----- DATA IN THIS EXERCISE -----

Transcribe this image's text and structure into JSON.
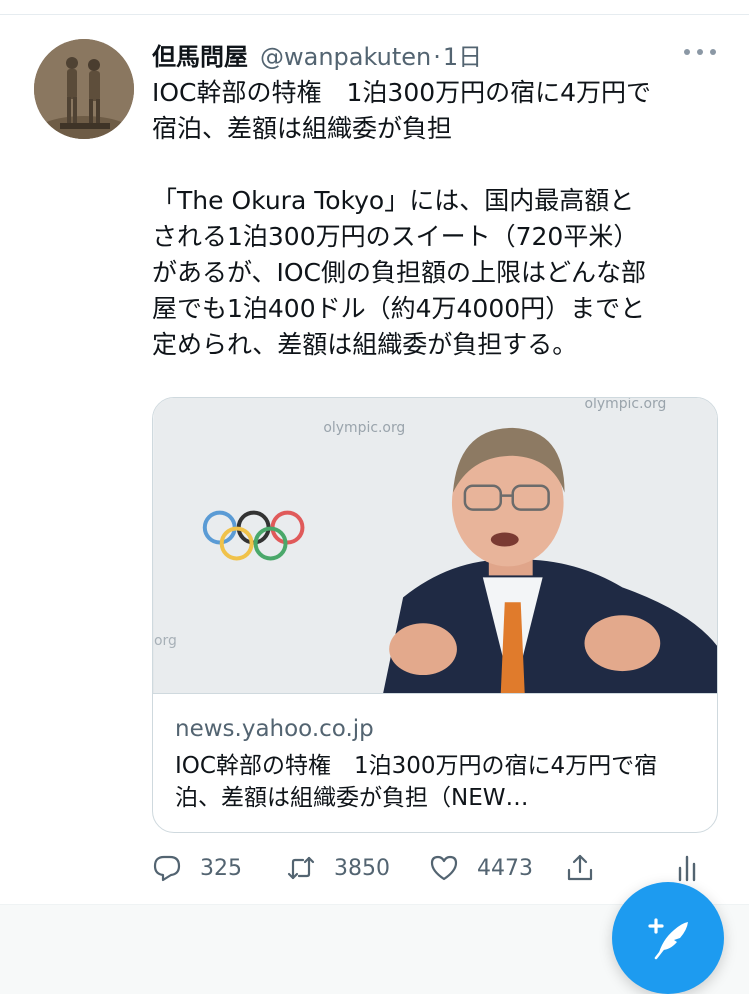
{
  "tweet": {
    "display_name": "但馬問屋",
    "handle": "@wanpakuten",
    "separator": "·",
    "time": "1日",
    "text": "IOC幹部の特権　1泊300万円の宿に4万円で\n宿泊、差額は組織委が負担\n\n「The Okura Tokyo」には、国内最高額と\nされる1泊300万円のスイート（720平米）\nがあるが、IOC側の負担額の上限はどんな部\n屋でも1泊400ドル（約4万4000円）までと\n定められ、差額は組織委が負担する。",
    "card": {
      "image_watermark": "olympic.org",
      "image_watermark_2": "olympic.org",
      "image_watermark_3": "org",
      "domain": "news.yahoo.co.jp",
      "title": "IOC幹部の特権　1泊300万円の宿に4万円で宿泊、差額は組織委が負担（NEW…"
    },
    "actions": {
      "reply_count": "325",
      "retweet_count": "3850",
      "like_count": "4473"
    }
  },
  "icons": {
    "more": "more-horizontal-icon",
    "reply": "speech-bubble-icon",
    "retweet": "retweet-arrows-icon",
    "like": "heart-icon",
    "share": "share-upload-icon",
    "stats": "bar-chart-icon",
    "compose": "compose-feather-icon"
  },
  "colors": {
    "accent": "#1d9bf0",
    "secondary_text": "#536471",
    "primary_text": "#0f1419",
    "border": "#cfd9de"
  }
}
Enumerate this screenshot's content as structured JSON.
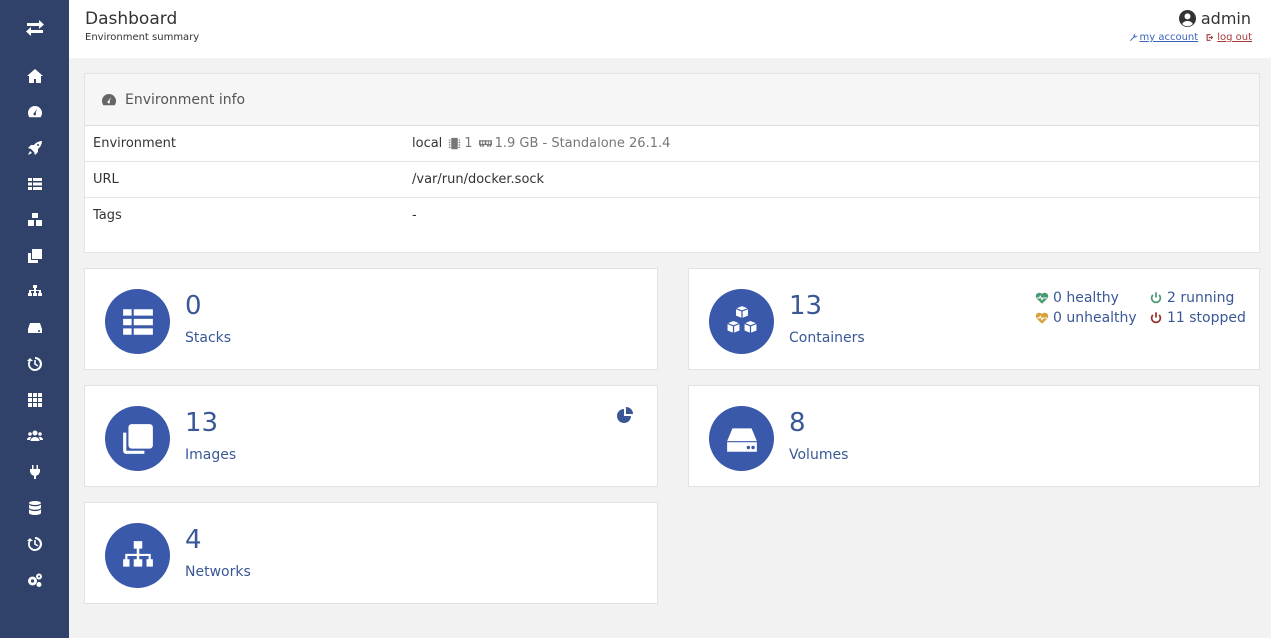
{
  "header": {
    "title": "Dashboard",
    "subtitle": "Environment summary",
    "username": "admin",
    "my_account_label": "my account",
    "logout_label": "log out"
  },
  "sidebar": {
    "items": [
      {
        "icon": "home-icon"
      },
      {
        "icon": "dashboard-gauge-icon"
      },
      {
        "icon": "rocket-icon"
      },
      {
        "icon": "th-list-icon"
      },
      {
        "icon": "cubes-icon"
      },
      {
        "icon": "clone-icon"
      },
      {
        "icon": "sitemap-icon"
      },
      {
        "icon": "hdd-icon"
      },
      {
        "icon": "history-icon"
      },
      {
        "icon": "th-icon"
      },
      {
        "icon": "users-icon"
      },
      {
        "icon": "plug-icon"
      },
      {
        "icon": "database-icon"
      },
      {
        "icon": "history-icon"
      },
      {
        "icon": "cogs-icon"
      }
    ]
  },
  "environment_panel": {
    "title": "Environment info",
    "rows": [
      {
        "label": "Environment",
        "value": "local",
        "cpu": "1",
        "memory": "1.9 GB - Standalone 26.1.4"
      },
      {
        "label": "URL",
        "value": "/var/run/docker.sock"
      },
      {
        "label": "Tags",
        "value": "-"
      }
    ]
  },
  "cards": {
    "stacks": {
      "count": "0",
      "label": "Stacks"
    },
    "containers": {
      "count": "13",
      "label": "Containers",
      "healthy": "0 healthy",
      "unhealthy": "0 unhealthy",
      "running": "2 running",
      "stopped": "11 stopped"
    },
    "images": {
      "count": "13",
      "label": "Images"
    },
    "volumes": {
      "count": "8",
      "label": "Volumes"
    },
    "networks": {
      "count": "4",
      "label": "Networks"
    }
  },
  "colors": {
    "sidebar": "#30426a",
    "accent": "#3a59ab",
    "healthy": "#4c9a73",
    "unhealthy": "#d9a13a",
    "running": "#4c9a73",
    "stopped": "#a13131"
  }
}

-----

WHAT IS BEING ASKED: Above are the records; reproduce them exactly and leave out the pictures.

WORKED ANSWER:
Transcribe this image's text and structure into JSON.
{
  "tweet": {
    "display_name": "但馬問屋",
    "handle": "@wanpakuten",
    "separator": "·",
    "time": "1日",
    "text": "IOC幹部の特権　1泊300万円の宿に4万円で\n宿泊、差額は組織委が負担\n\n「The Okura Tokyo」には、国内最高額と\nされる1泊300万円のスイート（720平米）\nがあるが、IOC側の負担額の上限はどんな部\n屋でも1泊400ドル（約4万4000円）までと\n定められ、差額は組織委が負担する。",
    "card": {
      "image_watermark": "olympic.org",
      "image_watermark_2": "olympic.org",
      "image_watermark_3": "org",
      "domain": "news.yahoo.co.jp",
      "title": "IOC幹部の特権　1泊300万円の宿に4万円で宿泊、差額は組織委が負担（NEW…"
    },
    "actions": {
      "reply_count": "325",
      "retweet_count": "3850",
      "like_count": "4473"
    }
  },
  "icons": {
    "more": "more-horizontal-icon",
    "reply": "speech-bubble-icon",
    "retweet": "retweet-arrows-icon",
    "like": "heart-icon",
    "share": "share-upload-icon",
    "stats": "bar-chart-icon",
    "compose": "compose-feather-icon"
  },
  "colors": {
    "accent": "#1d9bf0",
    "secondary_text": "#536471",
    "primary_text": "#0f1419",
    "border": "#cfd9de"
  }
}
Enumerate this screenshot's content as structured JSON.
{
  "header": {
    "title": "Dashboard",
    "subtitle": "Environment summary",
    "username": "admin",
    "my_account_label": "my account",
    "logout_label": "log out"
  },
  "sidebar": {
    "items": [
      {
        "icon": "home-icon"
      },
      {
        "icon": "dashboard-gauge-icon"
      },
      {
        "icon": "rocket-icon"
      },
      {
        "icon": "th-list-icon"
      },
      {
        "icon": "cubes-icon"
      },
      {
        "icon": "clone-icon"
      },
      {
        "icon": "sitemap-icon"
      },
      {
        "icon": "hdd-icon"
      },
      {
        "icon": "history-icon"
      },
      {
        "icon": "th-icon"
      },
      {
        "icon": "users-icon"
      },
      {
        "icon": "plug-icon"
      },
      {
        "icon": "database-icon"
      },
      {
        "icon": "history-icon"
      },
      {
        "icon": "cogs-icon"
      }
    ]
  },
  "environment_panel": {
    "title": "Environment info",
    "rows": [
      {
        "label": "Environment",
        "value": "local",
        "cpu": "1",
        "memory": "1.9 GB - Standalone 26.1.4"
      },
      {
        "label": "URL",
        "value": "/var/run/docker.sock"
      },
      {
        "label": "Tags",
        "value": "-"
      }
    ]
  },
  "cards": {
    "stacks": {
      "count": "0",
      "label": "Stacks"
    },
    "containers": {
      "count": "13",
      "label": "Containers",
      "healthy": "0 healthy",
      "unhealthy": "0 unhealthy",
      "running": "2 running",
      "stopped": "11 stopped"
    },
    "images": {
      "count": "13",
      "label": "Images"
    },
    "volumes": {
      "count": "8",
      "label": "Volumes"
    },
    "networks": {
      "count": "4",
      "label": "Networks"
    }
  },
  "colors": {
    "sidebar": "#30426a",
    "accent": "#3a59ab",
    "healthy": "#4c9a73",
    "unhealthy": "#d9a13a",
    "running": "#4c9a73",
    "stopped": "#a13131"
  }
}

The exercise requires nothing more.